• [Extracted information]:
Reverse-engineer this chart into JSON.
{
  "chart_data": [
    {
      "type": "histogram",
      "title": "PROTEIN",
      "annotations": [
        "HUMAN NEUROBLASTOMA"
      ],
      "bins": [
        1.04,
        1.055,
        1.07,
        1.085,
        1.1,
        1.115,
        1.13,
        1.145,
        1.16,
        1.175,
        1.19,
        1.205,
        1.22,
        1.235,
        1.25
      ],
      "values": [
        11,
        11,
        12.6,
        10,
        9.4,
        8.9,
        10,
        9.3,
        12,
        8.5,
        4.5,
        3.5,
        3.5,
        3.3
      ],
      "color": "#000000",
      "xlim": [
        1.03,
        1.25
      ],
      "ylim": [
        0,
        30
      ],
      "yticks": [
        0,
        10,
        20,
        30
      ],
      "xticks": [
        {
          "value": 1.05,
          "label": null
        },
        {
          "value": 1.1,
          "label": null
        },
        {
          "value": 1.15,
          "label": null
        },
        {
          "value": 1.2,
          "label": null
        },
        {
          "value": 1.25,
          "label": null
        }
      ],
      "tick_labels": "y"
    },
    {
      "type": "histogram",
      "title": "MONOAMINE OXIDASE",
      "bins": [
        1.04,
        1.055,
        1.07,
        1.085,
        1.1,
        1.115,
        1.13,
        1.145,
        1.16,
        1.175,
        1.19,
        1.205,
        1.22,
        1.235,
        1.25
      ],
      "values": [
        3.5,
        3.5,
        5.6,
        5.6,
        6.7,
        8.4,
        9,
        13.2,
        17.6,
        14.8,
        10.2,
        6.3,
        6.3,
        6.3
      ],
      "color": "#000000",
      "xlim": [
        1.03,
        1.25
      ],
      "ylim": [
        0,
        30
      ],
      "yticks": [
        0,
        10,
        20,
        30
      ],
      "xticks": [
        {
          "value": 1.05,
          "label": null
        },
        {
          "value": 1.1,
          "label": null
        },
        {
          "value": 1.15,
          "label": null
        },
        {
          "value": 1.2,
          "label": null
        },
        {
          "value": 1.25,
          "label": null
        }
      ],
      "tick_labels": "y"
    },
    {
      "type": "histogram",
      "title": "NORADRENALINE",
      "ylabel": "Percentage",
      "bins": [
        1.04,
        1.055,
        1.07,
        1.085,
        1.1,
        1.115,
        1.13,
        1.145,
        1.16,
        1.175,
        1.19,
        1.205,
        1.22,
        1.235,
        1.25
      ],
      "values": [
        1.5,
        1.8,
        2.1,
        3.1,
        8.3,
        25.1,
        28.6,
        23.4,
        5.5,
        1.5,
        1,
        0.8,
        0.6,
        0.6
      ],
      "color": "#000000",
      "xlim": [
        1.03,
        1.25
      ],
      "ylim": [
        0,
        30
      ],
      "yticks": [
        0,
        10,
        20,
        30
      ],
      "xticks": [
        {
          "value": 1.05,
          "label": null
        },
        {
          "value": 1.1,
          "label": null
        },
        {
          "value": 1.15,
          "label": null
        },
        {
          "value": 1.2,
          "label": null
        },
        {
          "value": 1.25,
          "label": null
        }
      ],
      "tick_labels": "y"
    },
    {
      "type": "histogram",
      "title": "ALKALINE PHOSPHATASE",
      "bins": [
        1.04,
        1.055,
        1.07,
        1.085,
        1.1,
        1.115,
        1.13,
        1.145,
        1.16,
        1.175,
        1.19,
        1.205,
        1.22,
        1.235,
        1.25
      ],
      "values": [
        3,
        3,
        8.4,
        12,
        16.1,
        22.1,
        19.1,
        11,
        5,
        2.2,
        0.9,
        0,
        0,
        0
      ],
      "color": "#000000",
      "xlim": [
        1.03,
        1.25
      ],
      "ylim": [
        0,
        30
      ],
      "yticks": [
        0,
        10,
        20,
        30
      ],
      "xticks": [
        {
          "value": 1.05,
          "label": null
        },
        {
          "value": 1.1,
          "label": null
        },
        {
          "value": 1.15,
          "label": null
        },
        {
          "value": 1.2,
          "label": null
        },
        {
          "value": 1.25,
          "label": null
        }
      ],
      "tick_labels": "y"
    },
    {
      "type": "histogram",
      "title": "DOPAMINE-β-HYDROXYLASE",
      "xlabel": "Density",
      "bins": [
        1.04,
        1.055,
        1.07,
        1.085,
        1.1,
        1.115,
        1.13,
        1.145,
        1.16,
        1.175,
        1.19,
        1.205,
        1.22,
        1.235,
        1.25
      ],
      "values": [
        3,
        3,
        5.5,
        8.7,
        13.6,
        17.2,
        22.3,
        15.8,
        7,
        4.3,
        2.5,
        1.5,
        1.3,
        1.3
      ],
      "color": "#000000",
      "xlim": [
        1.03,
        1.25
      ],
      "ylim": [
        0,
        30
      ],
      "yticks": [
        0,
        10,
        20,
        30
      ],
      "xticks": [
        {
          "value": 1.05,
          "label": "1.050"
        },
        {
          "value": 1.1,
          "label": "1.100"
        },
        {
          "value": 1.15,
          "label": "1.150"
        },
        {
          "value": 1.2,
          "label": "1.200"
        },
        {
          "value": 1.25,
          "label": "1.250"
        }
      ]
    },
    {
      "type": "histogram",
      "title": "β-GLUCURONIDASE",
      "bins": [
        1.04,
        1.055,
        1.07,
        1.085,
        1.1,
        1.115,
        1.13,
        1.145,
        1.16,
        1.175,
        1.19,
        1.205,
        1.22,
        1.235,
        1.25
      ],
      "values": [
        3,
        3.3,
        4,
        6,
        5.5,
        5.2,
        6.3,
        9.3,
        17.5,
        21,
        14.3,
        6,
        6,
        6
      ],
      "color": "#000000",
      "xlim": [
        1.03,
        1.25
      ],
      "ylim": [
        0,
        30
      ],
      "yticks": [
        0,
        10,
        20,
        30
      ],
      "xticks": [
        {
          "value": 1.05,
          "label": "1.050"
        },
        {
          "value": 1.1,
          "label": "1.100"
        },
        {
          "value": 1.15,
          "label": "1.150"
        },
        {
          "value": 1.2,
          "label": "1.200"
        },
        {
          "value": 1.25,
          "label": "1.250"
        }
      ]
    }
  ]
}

• [Work instructions]: The records above must be retyped in full, exactly.

• [Response to this exercise]:
Reverse-engineer this chart into JSON.
{
  "chart_data": [
    {
      "type": "histogram",
      "title": "PROTEIN",
      "annotations": [
        "HUMAN NEUROBLASTOMA"
      ],
      "bins": [
        1.04,
        1.055,
        1.07,
        1.085,
        1.1,
        1.115,
        1.13,
        1.145,
        1.16,
        1.175,
        1.19,
        1.205,
        1.22,
        1.235,
        1.25
      ],
      "values": [
        11,
        11,
        12.6,
        10,
        9.4,
        8.9,
        10,
        9.3,
        12,
        8.5,
        4.5,
        3.5,
        3.5,
        3.3
      ],
      "color": "#000000",
      "xlim": [
        1.03,
        1.25
      ],
      "ylim": [
        0,
        30
      ],
      "yticks": [
        0,
        10,
        20,
        30
      ],
      "xticks": [
        {
          "value": 1.05,
          "label": null
        },
        {
          "value": 1.1,
          "label": null
        },
        {
          "value": 1.15,
          "label": null
        },
        {
          "value": 1.2,
          "label": null
        },
        {
          "value": 1.25,
          "label": null
        }
      ],
      "tick_labels": "y"
    },
    {
      "type": "histogram",
      "title": "MONOAMINE OXIDASE",
      "bins": [
        1.04,
        1.055,
        1.07,
        1.085,
        1.1,
        1.115,
        1.13,
        1.145,
        1.16,
        1.175,
        1.19,
        1.205,
        1.22,
        1.235,
        1.25
      ],
      "values": [
        3.5,
        3.5,
        5.6,
        5.6,
        6.7,
        8.4,
        9,
        13.2,
        17.6,
        14.8,
        10.2,
        6.3,
        6.3,
        6.3
      ],
      "color": "#000000",
      "xlim": [
        1.03,
        1.25
      ],
      "ylim": [
        0,
        30
      ],
      "yticks": [
        0,
        10,
        20,
        30
      ],
      "xticks": [
        {
          "value": 1.05,
          "label": null
        },
        {
          "value": 1.1,
          "label": null
        },
        {
          "value": 1.15,
          "label": null
        },
        {
          "value": 1.2,
          "label": null
        },
        {
          "value": 1.25,
          "label": null
        }
      ],
      "tick_labels": "y"
    },
    {
      "type": "histogram",
      "title": "NORADRENALINE",
      "ylabel": "Percentage",
      "bins": [
        1.04,
        1.055,
        1.07,
        1.085,
        1.1,
        1.115,
        1.13,
        1.145,
        1.16,
        1.175,
        1.19,
        1.205,
        1.22,
        1.235,
        1.25
      ],
      "values": [
        1.5,
        1.8,
        2.1,
        3.1,
        8.3,
        25.1,
        28.6,
        23.4,
        5.5,
        1.5,
        1,
        0.8,
        0.6,
        0.6
      ],
      "color": "#000000",
      "xlim": [
        1.03,
        1.25
      ],
      "ylim": [
        0,
        30
      ],
      "yticks": [
        0,
        10,
        20,
        30
      ],
      "xticks": [
        {
          "value": 1.05,
          "label": null
        },
        {
          "value": 1.1,
          "label": null
        },
        {
          "value": 1.15,
          "label": null
        },
        {
          "value": 1.2,
          "label": null
        },
        {
          "value": 1.25,
          "label": null
        }
      ],
      "tick_labels": "y"
    },
    {
      "type": "histogram",
      "title": "ALKALINE PHOSPHATASE",
      "bins": [
        1.04,
        1.055,
        1.07,
        1.085,
        1.1,
        1.115,
        1.13,
        1.145,
        1.16,
        1.175,
        1.19,
        1.205,
        1.22,
        1.235,
        1.25
      ],
      "values": [
        3,
        3,
        8.4,
        12,
        16.1,
        22.1,
        19.1,
        11,
        5,
        2.2,
        0.9,
        0,
        0,
        0
      ],
      "color": "#000000",
      "xlim": [
        1.03,
        1.25
      ],
      "ylim": [
        0,
        30
      ],
      "yticks": [
        0,
        10,
        20,
        30
      ],
      "xticks": [
        {
          "value": 1.05,
          "label": null
        },
        {
          "value": 1.1,
          "label": null
        },
        {
          "value": 1.15,
          "label": null
        },
        {
          "value": 1.2,
          "label": null
        },
        {
          "value": 1.25,
          "label": null
        }
      ],
      "tick_labels": "y"
    },
    {
      "type": "histogram",
      "title": "DOPAMINE-β-HYDROXYLASE",
      "xlabel": "Density",
      "bins": [
        1.04,
        1.055,
        1.07,
        1.085,
        1.1,
        1.115,
        1.13,
        1.145,
        1.16,
        1.175,
        1.19,
        1.205,
        1.22,
        1.235,
        1.25
      ],
      "values": [
        3,
        3,
        5.5,
        8.7,
        13.6,
        17.2,
        22.3,
        15.8,
        7,
        4.3,
        2.5,
        1.5,
        1.3,
        1.3
      ],
      "color": "#000000",
      "xlim": [
        1.03,
        1.25
      ],
      "ylim": [
        0,
        30
      ],
      "yticks": [
        0,
        10,
        20,
        30
      ],
      "xticks": [
        {
          "value": 1.05,
          "label": "1.050"
        },
        {
          "value": 1.1,
          "label": "1.100"
        },
        {
          "value": 1.15,
          "label": "1.150"
        },
        {
          "value": 1.2,
          "label": "1.200"
        },
        {
          "value": 1.25,
          "label": "1.250"
        }
      ]
    },
    {
      "type": "histogram",
      "title": "β-GLUCURONIDASE",
      "bins": [
        1.04,
        1.055,
        1.07,
        1.085,
        1.1,
        1.115,
        1.13,
        1.145,
        1.16,
        1.175,
        1.19,
        1.205,
        1.22,
        1.235,
        1.25
      ],
      "values": [
        3,
        3.3,
        4,
        6,
        5.5,
        5.2,
        6.3,
        9.3,
        17.5,
        21,
        14.3,
        6,
        6,
        6
      ],
      "color": "#000000",
      "xlim": [
        1.03,
        1.25
      ],
      "ylim": [
        0,
        30
      ],
      "yticks": [
        0,
        10,
        20,
        30
      ],
      "xticks": [
        {
          "value": 1.05,
          "label": "1.050"
        },
        {
          "value": 1.1,
          "label": "1.100"
        },
        {
          "value": 1.15,
          "label": "1.150"
        },
        {
          "value": 1.2,
          "label": "1.200"
        },
        {
          "value": 1.25,
          "label": "1.250"
        }
      ]
    }
  ]
}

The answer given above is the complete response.